→ **Work to complete**:
Identify all lines in the data containing the string "icon". Copy them out.
__________________________________________________
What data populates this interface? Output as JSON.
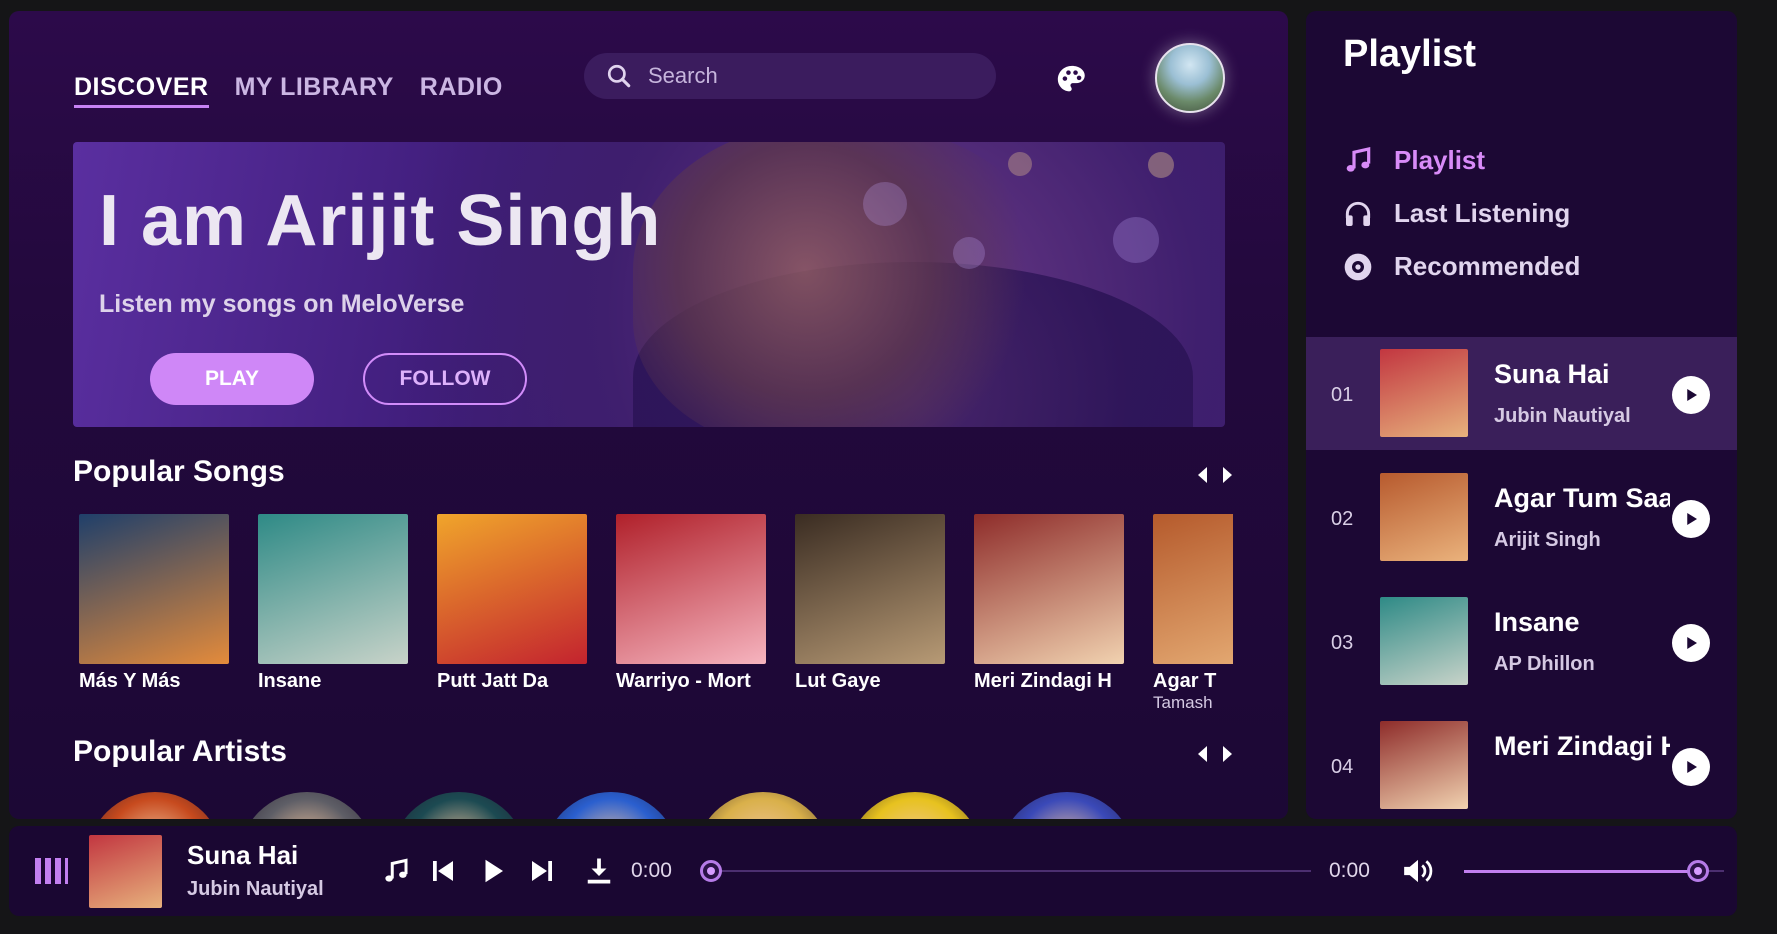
{
  "nav": {
    "tabs": [
      {
        "label": "DISCOVER",
        "active": true
      },
      {
        "label": "MY LIBRARY",
        "active": false
      },
      {
        "label": "RADIO",
        "active": false
      }
    ],
    "search_placeholder": "Search"
  },
  "hero": {
    "title": "I am Arijit Singh",
    "subtitle": "Listen my songs on MeloVerse",
    "play_label": "PLAY",
    "follow_label": "FOLLOW"
  },
  "popular_songs": {
    "title": "Popular Songs",
    "items": [
      {
        "title": "Más Y Más",
        "subtitle": "",
        "cover": [
          "#1f3f6a",
          "#e48b3b"
        ]
      },
      {
        "title": "Insane",
        "subtitle": "",
        "cover": [
          "#2e8a86",
          "#c8d3c9"
        ]
      },
      {
        "title": "Putt Jatt Da",
        "subtitle": "",
        "cover": [
          "#f0a52b",
          "#c3232e"
        ]
      },
      {
        "title": "Warriyo - Mort",
        "subtitle": "",
        "cover": [
          "#b0202a",
          "#f6b4bf"
        ]
      },
      {
        "title": "Lut Gaye",
        "subtitle": "",
        "cover": [
          "#3a2c22",
          "#b79a75"
        ]
      },
      {
        "title": "Meri Zindagi H",
        "subtitle": "",
        "cover": [
          "#8e2c2a",
          "#f1d2b0"
        ]
      },
      {
        "title": "Agar T",
        "subtitle": "Tamash",
        "cover": [
          "#b55a2c",
          "#e9b27a"
        ]
      }
    ]
  },
  "popular_artists": {
    "title": "Popular Artists",
    "items": [
      {
        "color": "#c74a1e"
      },
      {
        "color": "#5e5e66"
      },
      {
        "color": "#1c4a52"
      },
      {
        "color": "#2a5fcf"
      },
      {
        "color": "#d9b04a"
      },
      {
        "color": "#e7c21f"
      },
      {
        "color": "#3a49b8"
      }
    ]
  },
  "sidebar": {
    "title": "Playlist",
    "menu": [
      {
        "label": "Playlist",
        "icon": "music-note-icon",
        "active": true
      },
      {
        "label": "Last Listening",
        "icon": "headphones-icon",
        "active": false
      },
      {
        "label": "Recommended",
        "icon": "disc-icon",
        "active": false
      }
    ],
    "tracks": [
      {
        "num": "01",
        "title": "Suna Hai",
        "artist": "Jubin Nautiyal",
        "active": true,
        "cover": [
          "#c23640",
          "#e7b27d"
        ]
      },
      {
        "num": "02",
        "title": "Agar Tum Saath Ho",
        "artist": "Arijit Singh",
        "active": false,
        "cover": [
          "#b75a2e",
          "#eab27c"
        ]
      },
      {
        "num": "03",
        "title": "Insane",
        "artist": "AP Dhillon",
        "active": false,
        "cover": [
          "#2e8a86",
          "#c8d3c9"
        ]
      },
      {
        "num": "04",
        "title": "Meri Zindagi Hai Tu",
        "artist": "",
        "active": false,
        "cover": [
          "#8e2c2a",
          "#f1d2b0"
        ]
      }
    ]
  },
  "player": {
    "title": "Suna Hai",
    "artist": "Jubin Nautiyal",
    "current_time": "0:00",
    "duration": "0:00",
    "progress": 0,
    "volume": 0.9,
    "cover": [
      "#c23640",
      "#e7b27d"
    ]
  },
  "colors": {
    "accent": "#cf87f7",
    "background": "#151517",
    "panel": "#22093c"
  }
}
__________________________________________________
→ **Solution for this exercise**:
        "icon": "music-note-icon",
        "icon": "headphones-icon",
        "icon": "disc-icon",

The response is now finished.